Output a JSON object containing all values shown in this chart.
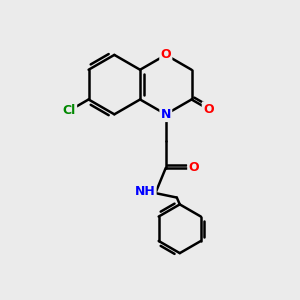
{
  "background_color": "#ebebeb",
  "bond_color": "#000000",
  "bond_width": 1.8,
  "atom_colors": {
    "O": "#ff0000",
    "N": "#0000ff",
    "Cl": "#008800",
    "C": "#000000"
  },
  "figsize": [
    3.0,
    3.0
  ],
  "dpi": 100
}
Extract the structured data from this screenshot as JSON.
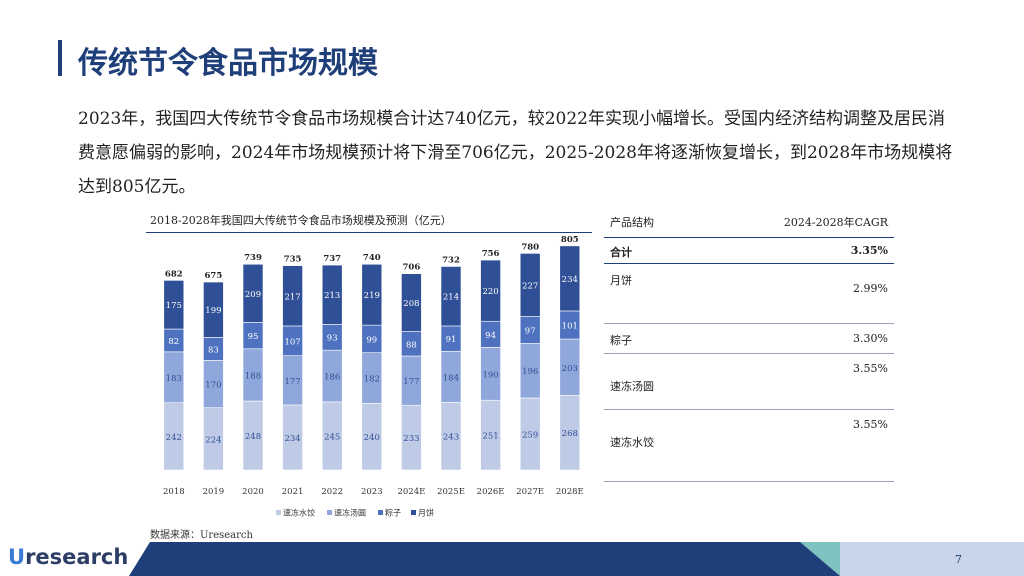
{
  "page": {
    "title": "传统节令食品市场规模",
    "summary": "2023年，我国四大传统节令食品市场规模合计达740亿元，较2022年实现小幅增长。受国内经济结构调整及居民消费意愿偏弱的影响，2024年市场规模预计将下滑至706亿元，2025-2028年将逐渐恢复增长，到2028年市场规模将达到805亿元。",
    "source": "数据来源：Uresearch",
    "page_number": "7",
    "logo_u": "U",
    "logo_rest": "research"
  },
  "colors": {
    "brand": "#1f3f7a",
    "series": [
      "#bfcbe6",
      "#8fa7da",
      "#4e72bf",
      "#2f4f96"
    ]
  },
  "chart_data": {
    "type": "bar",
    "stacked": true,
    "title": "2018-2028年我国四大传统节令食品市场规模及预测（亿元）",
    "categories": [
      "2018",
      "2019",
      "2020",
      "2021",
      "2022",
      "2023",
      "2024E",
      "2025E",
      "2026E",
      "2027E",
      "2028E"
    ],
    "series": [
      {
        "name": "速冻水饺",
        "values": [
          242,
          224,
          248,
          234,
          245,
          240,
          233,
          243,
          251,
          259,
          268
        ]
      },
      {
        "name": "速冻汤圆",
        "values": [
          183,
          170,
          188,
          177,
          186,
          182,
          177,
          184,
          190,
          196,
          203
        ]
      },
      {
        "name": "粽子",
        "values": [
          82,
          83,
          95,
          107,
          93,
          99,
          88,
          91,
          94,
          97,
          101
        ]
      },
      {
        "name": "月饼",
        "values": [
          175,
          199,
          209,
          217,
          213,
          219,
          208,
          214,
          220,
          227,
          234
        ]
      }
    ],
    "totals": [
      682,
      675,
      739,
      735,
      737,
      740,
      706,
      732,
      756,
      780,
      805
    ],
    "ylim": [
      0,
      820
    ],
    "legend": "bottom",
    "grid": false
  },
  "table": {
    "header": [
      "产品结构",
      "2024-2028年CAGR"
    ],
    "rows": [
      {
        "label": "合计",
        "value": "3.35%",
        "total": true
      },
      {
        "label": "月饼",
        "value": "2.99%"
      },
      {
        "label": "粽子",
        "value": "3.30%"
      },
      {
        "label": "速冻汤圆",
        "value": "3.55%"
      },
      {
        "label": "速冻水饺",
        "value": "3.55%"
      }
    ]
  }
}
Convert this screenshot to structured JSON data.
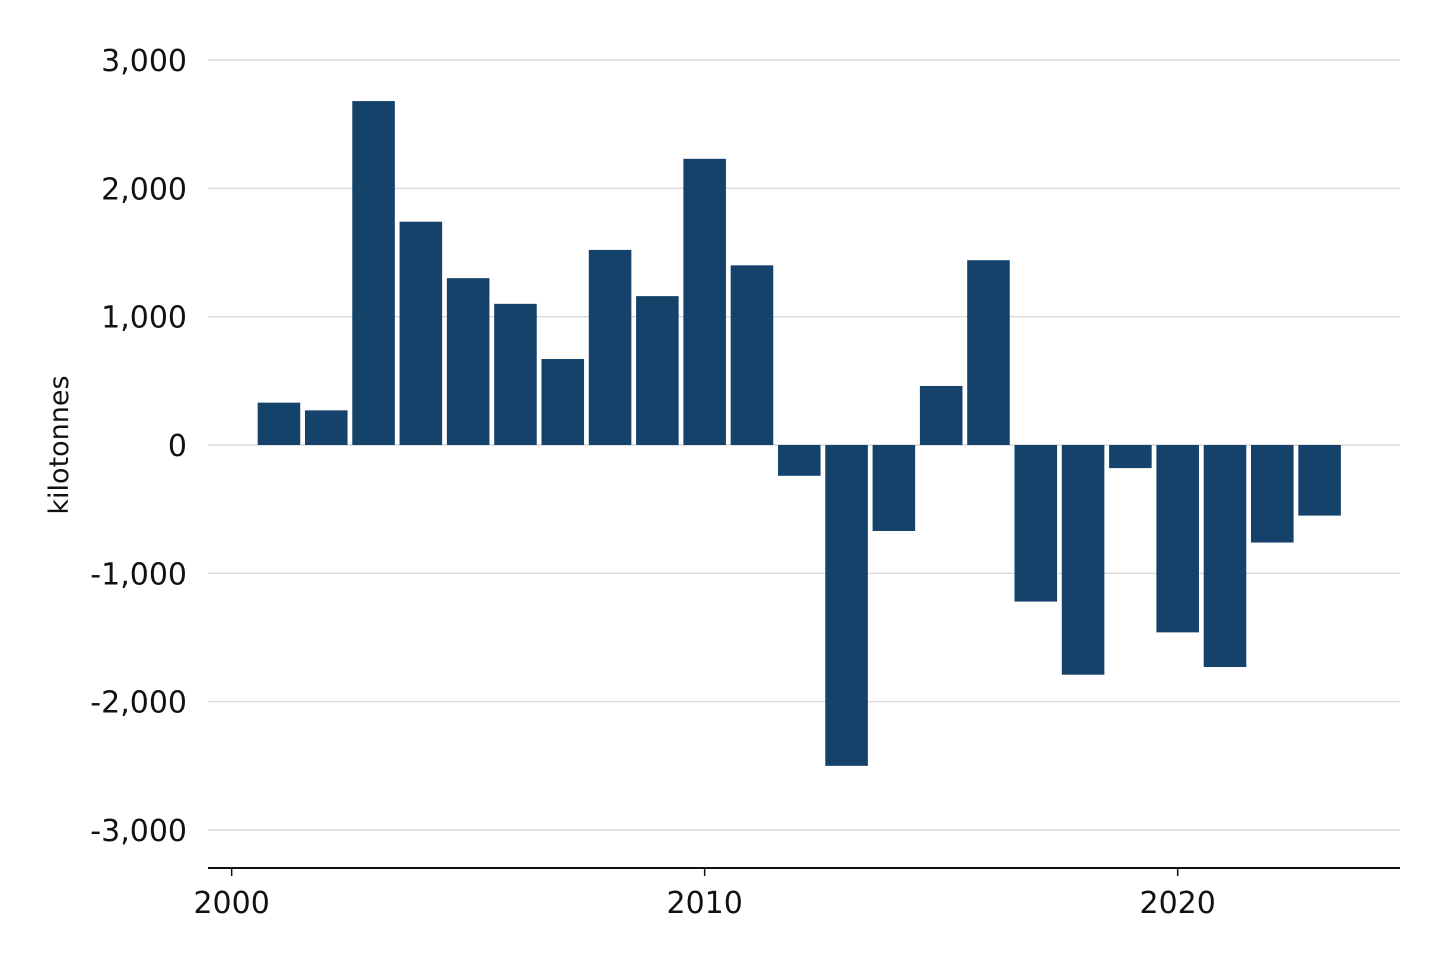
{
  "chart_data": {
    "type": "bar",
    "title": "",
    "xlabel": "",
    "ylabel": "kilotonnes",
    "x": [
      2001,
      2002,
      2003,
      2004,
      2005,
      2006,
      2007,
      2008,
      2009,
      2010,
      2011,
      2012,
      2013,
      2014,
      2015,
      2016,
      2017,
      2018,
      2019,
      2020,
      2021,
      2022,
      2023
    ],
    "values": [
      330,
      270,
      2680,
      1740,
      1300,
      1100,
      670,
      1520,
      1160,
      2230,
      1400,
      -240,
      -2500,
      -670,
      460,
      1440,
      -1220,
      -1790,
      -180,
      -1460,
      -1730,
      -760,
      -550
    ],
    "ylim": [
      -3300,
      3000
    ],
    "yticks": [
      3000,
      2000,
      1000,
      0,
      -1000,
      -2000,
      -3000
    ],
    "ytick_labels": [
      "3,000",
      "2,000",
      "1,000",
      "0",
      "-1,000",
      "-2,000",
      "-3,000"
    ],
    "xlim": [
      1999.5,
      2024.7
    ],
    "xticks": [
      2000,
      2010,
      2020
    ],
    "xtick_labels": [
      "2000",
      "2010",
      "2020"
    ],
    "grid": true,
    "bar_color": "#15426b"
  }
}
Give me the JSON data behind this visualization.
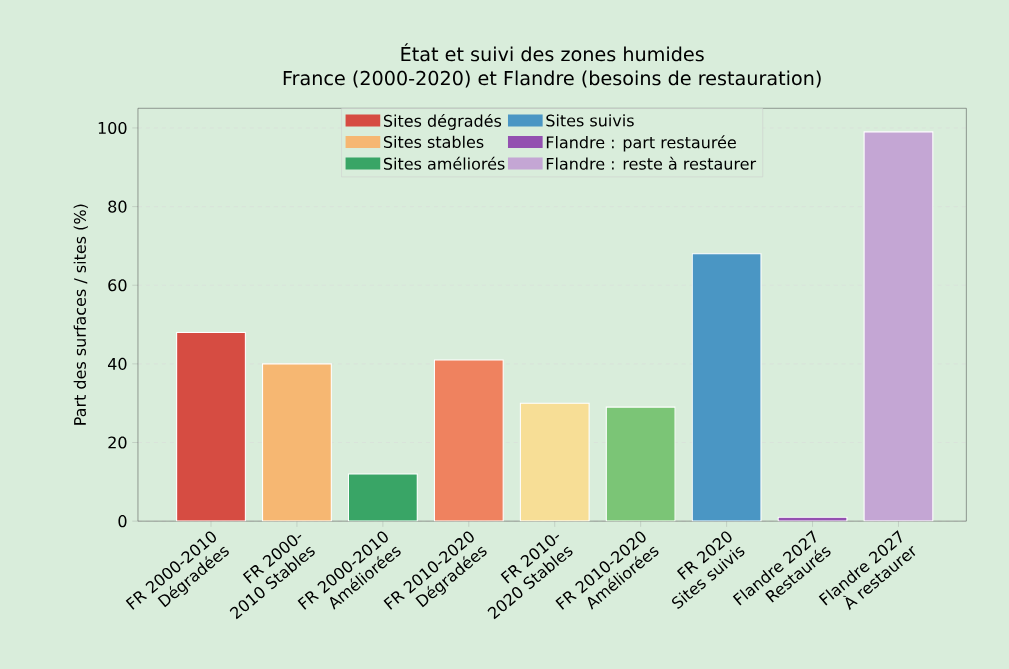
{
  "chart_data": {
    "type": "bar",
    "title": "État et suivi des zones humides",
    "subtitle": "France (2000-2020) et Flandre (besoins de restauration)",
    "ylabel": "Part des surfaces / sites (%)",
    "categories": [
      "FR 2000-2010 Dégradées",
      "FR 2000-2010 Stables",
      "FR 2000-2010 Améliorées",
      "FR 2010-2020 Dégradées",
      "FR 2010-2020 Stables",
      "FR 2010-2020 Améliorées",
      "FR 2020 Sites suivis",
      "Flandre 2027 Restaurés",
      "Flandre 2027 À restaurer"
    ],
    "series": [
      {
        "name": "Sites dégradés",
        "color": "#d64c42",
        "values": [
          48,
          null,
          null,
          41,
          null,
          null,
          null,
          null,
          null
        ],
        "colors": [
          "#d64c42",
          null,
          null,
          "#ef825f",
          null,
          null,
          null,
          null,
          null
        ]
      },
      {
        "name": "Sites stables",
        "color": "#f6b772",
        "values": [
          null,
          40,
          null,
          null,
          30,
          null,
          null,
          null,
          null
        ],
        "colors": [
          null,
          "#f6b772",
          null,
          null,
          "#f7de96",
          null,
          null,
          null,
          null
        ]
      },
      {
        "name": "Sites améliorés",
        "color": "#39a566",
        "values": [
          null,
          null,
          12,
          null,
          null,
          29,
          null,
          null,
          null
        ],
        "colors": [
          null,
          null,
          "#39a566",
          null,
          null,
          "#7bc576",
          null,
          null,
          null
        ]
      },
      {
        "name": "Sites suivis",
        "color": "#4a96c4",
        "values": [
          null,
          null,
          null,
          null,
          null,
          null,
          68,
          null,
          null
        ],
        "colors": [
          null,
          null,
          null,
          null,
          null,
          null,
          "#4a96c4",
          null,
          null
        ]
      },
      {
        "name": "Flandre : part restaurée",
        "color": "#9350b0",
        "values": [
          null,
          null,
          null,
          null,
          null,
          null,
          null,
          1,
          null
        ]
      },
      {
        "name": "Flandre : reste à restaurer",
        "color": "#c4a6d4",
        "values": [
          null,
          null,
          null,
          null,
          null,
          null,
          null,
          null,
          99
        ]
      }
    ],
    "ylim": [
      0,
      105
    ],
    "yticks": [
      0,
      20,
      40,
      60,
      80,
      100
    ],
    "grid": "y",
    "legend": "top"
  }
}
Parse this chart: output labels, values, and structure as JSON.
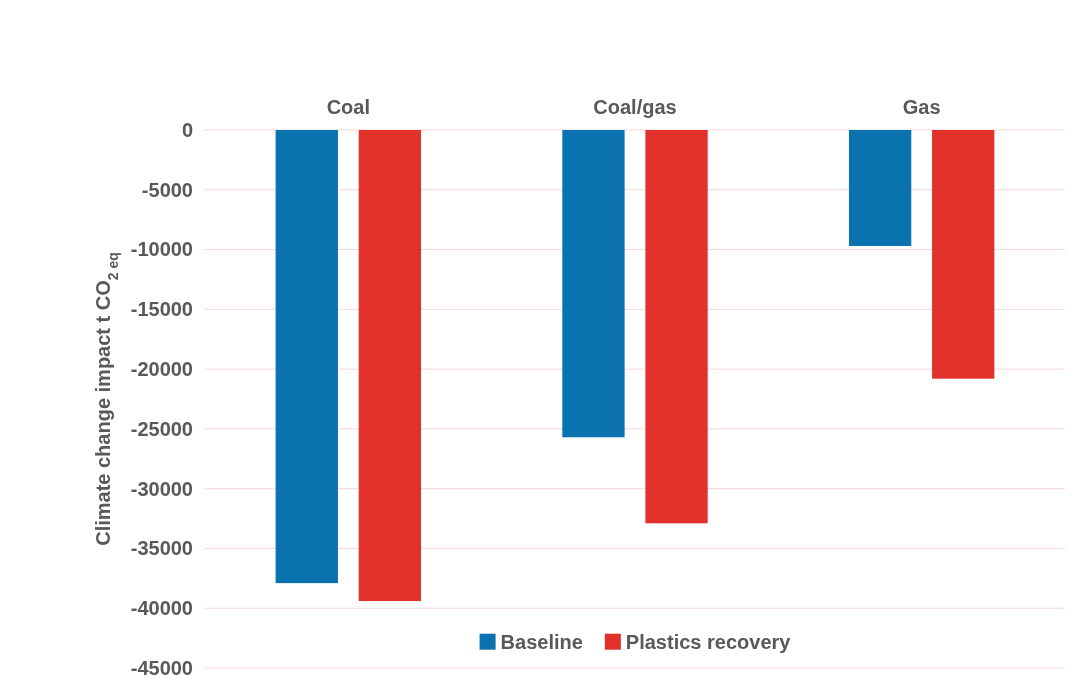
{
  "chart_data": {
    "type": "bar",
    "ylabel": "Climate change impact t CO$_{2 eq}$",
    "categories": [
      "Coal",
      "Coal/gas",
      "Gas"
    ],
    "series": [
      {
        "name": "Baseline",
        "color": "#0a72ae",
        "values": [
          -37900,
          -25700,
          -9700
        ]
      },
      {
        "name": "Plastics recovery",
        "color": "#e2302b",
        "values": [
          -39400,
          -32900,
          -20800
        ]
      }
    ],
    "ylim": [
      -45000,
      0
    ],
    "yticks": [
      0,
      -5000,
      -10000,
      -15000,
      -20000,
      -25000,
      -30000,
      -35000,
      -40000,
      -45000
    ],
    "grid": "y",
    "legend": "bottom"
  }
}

★ ★ ★

- Directive -
All of the material above is to be copied exactly, except for its images.

- Finished answer -
Output a JSON object containing all values shown in this chart.
{
  "background_color": "#ebebeb",
  "bond_color": "#000000",
  "bond_width": 1.8,
  "atom_colors": {
    "O": "#ff0000",
    "N": "#0000ff",
    "Cl": "#008800",
    "C": "#000000"
  },
  "figsize": [
    3.0,
    3.0
  ],
  "dpi": 100
}
Extract the structured data from this screenshot as JSON.
{
  "page": {
    "title": "传统节令食品市场规模",
    "summary": "2023年，我国四大传统节令食品市场规模合计达740亿元，较2022年实现小幅增长。受国内经济结构调整及居民消费意愿偏弱的影响，2024年市场规模预计将下滑至706亿元，2025-2028年将逐渐恢复增长，到2028年市场规模将达到805亿元。",
    "source": "数据来源：Uresearch",
    "page_number": "7",
    "logo_u": "U",
    "logo_rest": "research"
  },
  "colors": {
    "brand": "#1f3f7a",
    "series": [
      "#bfcbe6",
      "#8fa7da",
      "#4e72bf",
      "#2f4f96"
    ]
  },
  "chart_data": {
    "type": "bar",
    "stacked": true,
    "title": "2018-2028年我国四大传统节令食品市场规模及预测（亿元）",
    "categories": [
      "2018",
      "2019",
      "2020",
      "2021",
      "2022",
      "2023",
      "2024E",
      "2025E",
      "2026E",
      "2027E",
      "2028E"
    ],
    "series": [
      {
        "name": "速冻水饺",
        "values": [
          242,
          224,
          248,
          234,
          245,
          240,
          233,
          243,
          251,
          259,
          268
        ]
      },
      {
        "name": "速冻汤圆",
        "values": [
          183,
          170,
          188,
          177,
          186,
          182,
          177,
          184,
          190,
          196,
          203
        ]
      },
      {
        "name": "粽子",
        "values": [
          82,
          83,
          95,
          107,
          93,
          99,
          88,
          91,
          94,
          97,
          101
        ]
      },
      {
        "name": "月饼",
        "values": [
          175,
          199,
          209,
          217,
          213,
          219,
          208,
          214,
          220,
          227,
          234
        ]
      }
    ],
    "totals": [
      682,
      675,
      739,
      735,
      737,
      740,
      706,
      732,
      756,
      780,
      805
    ],
    "ylim": [
      0,
      820
    ],
    "legend": "bottom",
    "grid": false
  },
  "table": {
    "header": [
      "产品结构",
      "2024-2028年CAGR"
    ],
    "rows": [
      {
        "label": "合计",
        "value": "3.35%",
        "total": true
      },
      {
        "label": "月饼",
        "value": "2.99%"
      },
      {
        "label": "粽子",
        "value": "3.30%"
      },
      {
        "label": "速冻汤圆",
        "value": "3.55%"
      },
      {
        "label": "速冻水饺",
        "value": "3.55%"
      }
    ]
  }
}
Convert this screenshot to structured JSON data.
{
  "chart_data": {
    "type": "bar",
    "title": "",
    "xlabel": "",
    "ylabel": "kilotonnes",
    "x": [
      2001,
      2002,
      2003,
      2004,
      2005,
      2006,
      2007,
      2008,
      2009,
      2010,
      2011,
      2012,
      2013,
      2014,
      2015,
      2016,
      2017,
      2018,
      2019,
      2020,
      2021,
      2022,
      2023
    ],
    "values": [
      330,
      270,
      2680,
      1740,
      1300,
      1100,
      670,
      1520,
      1160,
      2230,
      1400,
      -240,
      -2500,
      -670,
      460,
      1440,
      -1220,
      -1790,
      -180,
      -1460,
      -1730,
      -760,
      -550
    ],
    "ylim": [
      -3300,
      3000
    ],
    "yticks": [
      3000,
      2000,
      1000,
      0,
      -1000,
      -2000,
      -3000
    ],
    "ytick_labels": [
      "3,000",
      "2,000",
      "1,000",
      "0",
      "-1,000",
      "-2,000",
      "-3,000"
    ],
    "xlim": [
      1999.5,
      2024.7
    ],
    "xticks": [
      2000,
      2010,
      2020
    ],
    "xtick_labels": [
      "2000",
      "2010",
      "2020"
    ],
    "grid": true,
    "bar_color": "#15426b"
  }
}
Give me the JSON data behind this visualization.
{
  "chart_data": {
    "type": "bar",
    "title": "État et suivi des zones humides",
    "subtitle": "France (2000-2020) et Flandre (besoins de restauration)",
    "ylabel": "Part des surfaces / sites (%)",
    "categories": [
      "FR 2000-2010 Dégradées",
      "FR 2000-2010 Stables",
      "FR 2000-2010 Améliorées",
      "FR 2010-2020 Dégradées",
      "FR 2010-2020 Stables",
      "FR 2010-2020 Améliorées",
      "FR 2020 Sites suivis",
      "Flandre 2027 Restaurés",
      "Flandre 2027 À restaurer"
    ],
    "series": [
      {
        "name": "Sites dégradés",
        "color": "#d64c42",
        "values": [
          48,
          null,
          null,
          41,
          null,
          null,
          null,
          null,
          null
        ],
        "colors": [
          "#d64c42",
          null,
          null,
          "#ef825f",
          null,
          null,
          null,
          null,
          null
        ]
      },
      {
        "name": "Sites stables",
        "color": "#f6b772",
        "values": [
          null,
          40,
          null,
          null,
          30,
          null,
          null,
          null,
          null
        ],
        "colors": [
          null,
          "#f6b772",
          null,
          null,
          "#f7de96",
          null,
          null,
          null,
          null
        ]
      },
      {
        "name": "Sites améliorés",
        "color": "#39a566",
        "values": [
          null,
          null,
          12,
          null,
          null,
          29,
          null,
          null,
          null
        ],
        "colors": [
          null,
          null,
          "#39a566",
          null,
          null,
          "#7bc576",
          null,
          null,
          null
        ]
      },
      {
        "name": "Sites suivis",
        "color": "#4a96c4",
        "values": [
          null,
          null,
          null,
          null,
          null,
          null,
          68,
          null,
          null
        ],
        "colors": [
          null,
          null,
          null,
          null,
          null,
          null,
          "#4a96c4",
          null,
          null
        ]
      },
      {
        "name": "Flandre : part restaurée",
        "color": "#9350b0",
        "values": [
          null,
          null,
          null,
          null,
          null,
          null,
          null,
          1,
          null
        ]
      },
      {
        "name": "Flandre : reste à restaurer",
        "color": "#c4a6d4",
        "values": [
          null,
          null,
          null,
          null,
          null,
          null,
          null,
          null,
          99
        ]
      }
    ],
    "ylim": [
      0,
      105
    ],
    "yticks": [
      0,
      20,
      40,
      60,
      80,
      100
    ],
    "grid": "y",
    "legend": "top"
  }
}
Parse this chart: output labels, values, and structure as JSON.
{
  "chart_data": {
    "type": "bar",
    "ylabel": "Climate change impact t CO$_{2 eq}$",
    "categories": [
      "Coal",
      "Coal/gas",
      "Gas"
    ],
    "series": [
      {
        "name": "Baseline",
        "color": "#0a72ae",
        "values": [
          -37900,
          -25700,
          -9700
        ]
      },
      {
        "name": "Plastics recovery",
        "color": "#e2302b",
        "values": [
          -39400,
          -32900,
          -20800
        ]
      }
    ],
    "ylim": [
      -45000,
      0
    ],
    "yticks": [
      0,
      -5000,
      -10000,
      -15000,
      -20000,
      -25000,
      -30000,
      -35000,
      -40000,
      -45000
    ],
    "grid": "y",
    "legend": "bottom"
  }
}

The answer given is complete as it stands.